* Data shown:

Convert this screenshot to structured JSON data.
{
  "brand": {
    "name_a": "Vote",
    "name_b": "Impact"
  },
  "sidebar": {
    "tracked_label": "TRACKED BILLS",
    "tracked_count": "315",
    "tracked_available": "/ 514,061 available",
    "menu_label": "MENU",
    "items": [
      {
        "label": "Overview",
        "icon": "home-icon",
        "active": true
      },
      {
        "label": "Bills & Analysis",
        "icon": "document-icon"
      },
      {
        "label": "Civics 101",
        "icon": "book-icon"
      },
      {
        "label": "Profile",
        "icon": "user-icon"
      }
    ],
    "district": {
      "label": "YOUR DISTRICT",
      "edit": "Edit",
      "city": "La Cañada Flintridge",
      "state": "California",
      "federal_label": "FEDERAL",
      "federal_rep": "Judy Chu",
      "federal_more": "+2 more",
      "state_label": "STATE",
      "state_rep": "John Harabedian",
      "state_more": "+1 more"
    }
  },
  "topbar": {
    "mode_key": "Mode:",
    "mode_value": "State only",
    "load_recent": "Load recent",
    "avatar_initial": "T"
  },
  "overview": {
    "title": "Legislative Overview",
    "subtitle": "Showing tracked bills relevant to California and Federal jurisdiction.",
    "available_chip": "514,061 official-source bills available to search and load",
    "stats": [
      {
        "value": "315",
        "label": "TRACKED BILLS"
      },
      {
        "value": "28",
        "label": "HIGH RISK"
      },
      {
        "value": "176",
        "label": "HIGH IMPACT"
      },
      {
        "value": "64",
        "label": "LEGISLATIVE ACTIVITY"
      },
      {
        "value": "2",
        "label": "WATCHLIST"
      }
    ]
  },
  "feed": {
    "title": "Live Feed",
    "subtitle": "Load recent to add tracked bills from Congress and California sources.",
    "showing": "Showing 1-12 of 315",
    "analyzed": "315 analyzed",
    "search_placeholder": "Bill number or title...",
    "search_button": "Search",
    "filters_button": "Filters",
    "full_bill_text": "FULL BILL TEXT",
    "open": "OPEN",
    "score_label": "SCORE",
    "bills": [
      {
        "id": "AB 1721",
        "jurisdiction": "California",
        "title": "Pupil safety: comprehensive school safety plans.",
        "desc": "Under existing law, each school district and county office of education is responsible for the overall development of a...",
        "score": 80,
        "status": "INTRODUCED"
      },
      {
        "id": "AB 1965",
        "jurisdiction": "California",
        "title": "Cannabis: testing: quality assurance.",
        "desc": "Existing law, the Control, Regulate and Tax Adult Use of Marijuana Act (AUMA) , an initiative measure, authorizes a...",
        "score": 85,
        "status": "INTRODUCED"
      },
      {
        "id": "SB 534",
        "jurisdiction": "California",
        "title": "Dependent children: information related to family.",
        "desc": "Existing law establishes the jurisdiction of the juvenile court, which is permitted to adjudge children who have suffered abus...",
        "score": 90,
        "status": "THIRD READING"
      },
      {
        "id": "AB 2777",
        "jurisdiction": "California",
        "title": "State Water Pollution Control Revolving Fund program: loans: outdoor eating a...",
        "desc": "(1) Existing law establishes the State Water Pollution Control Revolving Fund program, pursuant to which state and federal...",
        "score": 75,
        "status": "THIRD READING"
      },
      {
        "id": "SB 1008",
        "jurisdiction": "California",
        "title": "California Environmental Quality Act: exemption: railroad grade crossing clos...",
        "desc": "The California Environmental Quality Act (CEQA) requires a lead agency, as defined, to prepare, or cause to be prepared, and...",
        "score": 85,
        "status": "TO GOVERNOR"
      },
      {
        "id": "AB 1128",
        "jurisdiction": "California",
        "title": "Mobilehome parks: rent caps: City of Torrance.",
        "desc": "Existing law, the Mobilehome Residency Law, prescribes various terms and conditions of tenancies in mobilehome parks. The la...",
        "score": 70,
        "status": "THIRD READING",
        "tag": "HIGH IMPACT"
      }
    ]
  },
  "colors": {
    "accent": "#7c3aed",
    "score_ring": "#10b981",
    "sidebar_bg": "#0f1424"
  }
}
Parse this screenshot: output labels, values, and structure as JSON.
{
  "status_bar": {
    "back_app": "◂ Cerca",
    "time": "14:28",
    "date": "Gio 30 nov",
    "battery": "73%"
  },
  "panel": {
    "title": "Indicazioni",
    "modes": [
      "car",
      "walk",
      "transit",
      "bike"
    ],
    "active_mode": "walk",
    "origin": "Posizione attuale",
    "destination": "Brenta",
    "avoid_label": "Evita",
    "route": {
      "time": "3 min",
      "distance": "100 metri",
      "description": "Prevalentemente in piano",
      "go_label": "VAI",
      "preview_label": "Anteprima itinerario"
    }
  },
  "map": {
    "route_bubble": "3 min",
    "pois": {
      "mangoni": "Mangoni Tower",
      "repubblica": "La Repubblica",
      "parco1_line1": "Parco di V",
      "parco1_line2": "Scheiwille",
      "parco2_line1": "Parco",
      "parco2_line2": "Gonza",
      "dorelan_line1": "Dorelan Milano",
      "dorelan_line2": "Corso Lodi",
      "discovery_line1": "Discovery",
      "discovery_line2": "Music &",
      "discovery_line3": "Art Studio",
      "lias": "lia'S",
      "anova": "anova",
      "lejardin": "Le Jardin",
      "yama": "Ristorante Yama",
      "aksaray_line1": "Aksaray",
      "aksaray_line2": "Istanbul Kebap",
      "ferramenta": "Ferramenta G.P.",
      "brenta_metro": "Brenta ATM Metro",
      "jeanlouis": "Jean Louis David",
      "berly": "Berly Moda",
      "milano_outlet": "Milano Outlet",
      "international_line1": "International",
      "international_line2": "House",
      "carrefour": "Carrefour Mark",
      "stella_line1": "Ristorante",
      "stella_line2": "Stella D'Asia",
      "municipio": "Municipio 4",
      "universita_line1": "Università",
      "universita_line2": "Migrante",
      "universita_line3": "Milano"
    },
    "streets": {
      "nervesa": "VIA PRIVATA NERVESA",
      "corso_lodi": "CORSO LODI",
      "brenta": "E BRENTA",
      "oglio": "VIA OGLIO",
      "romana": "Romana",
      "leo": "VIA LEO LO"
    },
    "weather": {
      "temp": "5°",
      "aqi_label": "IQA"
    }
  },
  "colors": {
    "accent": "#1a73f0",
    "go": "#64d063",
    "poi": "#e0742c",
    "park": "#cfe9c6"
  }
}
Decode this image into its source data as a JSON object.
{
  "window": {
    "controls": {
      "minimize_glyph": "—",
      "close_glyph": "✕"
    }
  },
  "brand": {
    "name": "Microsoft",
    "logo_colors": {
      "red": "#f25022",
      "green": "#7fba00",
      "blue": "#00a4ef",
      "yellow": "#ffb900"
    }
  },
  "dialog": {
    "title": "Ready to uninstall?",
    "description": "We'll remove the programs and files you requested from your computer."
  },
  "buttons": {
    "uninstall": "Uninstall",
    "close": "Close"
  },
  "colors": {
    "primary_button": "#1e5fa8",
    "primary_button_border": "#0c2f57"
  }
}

* What is required: Search the records above for the string "children". Copy every line that contains it.

* Final answer:
        "title": "Dependent children: information related to family.",
        "desc": "Existing law establishes the jurisdiction of the juvenile court, which is permitted to adjudge children who have suffered abus...",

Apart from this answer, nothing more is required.